◆ **Written request**: Repeat the records below exactly, leaving out any pictures.
* Start Records supplied *
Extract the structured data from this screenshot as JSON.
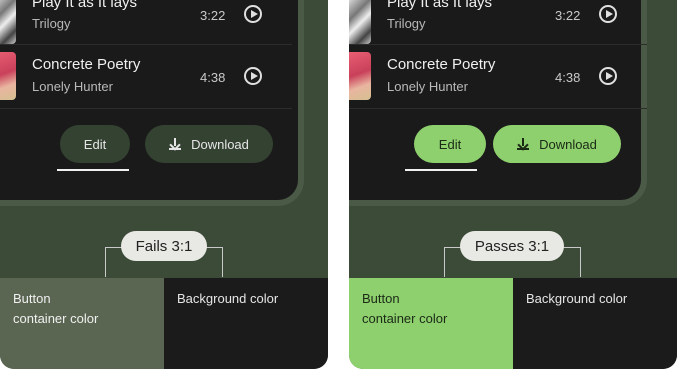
{
  "panels": [
    {
      "tracks": [
        {
          "title": "Play It as It lays",
          "artist": "Trilogy",
          "duration": "3:22"
        },
        {
          "title": "Concrete Poetry",
          "artist": "Lonely Hunter",
          "duration": "4:38"
        }
      ],
      "edit_label": "Edit",
      "download_label": "Download",
      "verdict": "Fails 3:1",
      "swatch_button": "Button\ncontainer color",
      "swatch_background": "Background color",
      "button_color": "#344232",
      "swatch_color": "#5a6652"
    },
    {
      "tracks": [
        {
          "title": "Play It as It lays",
          "artist": "Trilogy",
          "duration": "3:22"
        },
        {
          "title": "Concrete Poetry",
          "artist": "Lonely Hunter",
          "duration": "4:38"
        }
      ],
      "edit_label": "Edit",
      "download_label": "Download",
      "verdict": "Passes 3:1",
      "swatch_button": "Button\ncontainer color",
      "swatch_background": "Background color",
      "button_color": "#8ecf6e",
      "swatch_color": "#8ecf6e"
    }
  ]
}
* End Records supplied *
◆ **Response to the task**:
Extract the structured data from this screenshot as JSON.
{
  "panels": [
    {
      "tracks": [
        {
          "title": "Play It as It lays",
          "artist": "Trilogy",
          "duration": "3:22"
        },
        {
          "title": "Concrete Poetry",
          "artist": "Lonely Hunter",
          "duration": "4:38"
        }
      ],
      "edit_label": "Edit",
      "download_label": "Download",
      "verdict": "Fails 3:1",
      "swatch_button": "Button\ncontainer color",
      "swatch_background": "Background color",
      "button_color": "#344232",
      "swatch_color": "#5a6652"
    },
    {
      "tracks": [
        {
          "title": "Play It as It lays",
          "artist": "Trilogy",
          "duration": "3:22"
        },
        {
          "title": "Concrete Poetry",
          "artist": "Lonely Hunter",
          "duration": "4:38"
        }
      ],
      "edit_label": "Edit",
      "download_label": "Download",
      "verdict": "Passes 3:1",
      "swatch_button": "Button\ncontainer color",
      "swatch_background": "Background color",
      "button_color": "#8ecf6e",
      "swatch_color": "#8ecf6e"
    }
  ]
}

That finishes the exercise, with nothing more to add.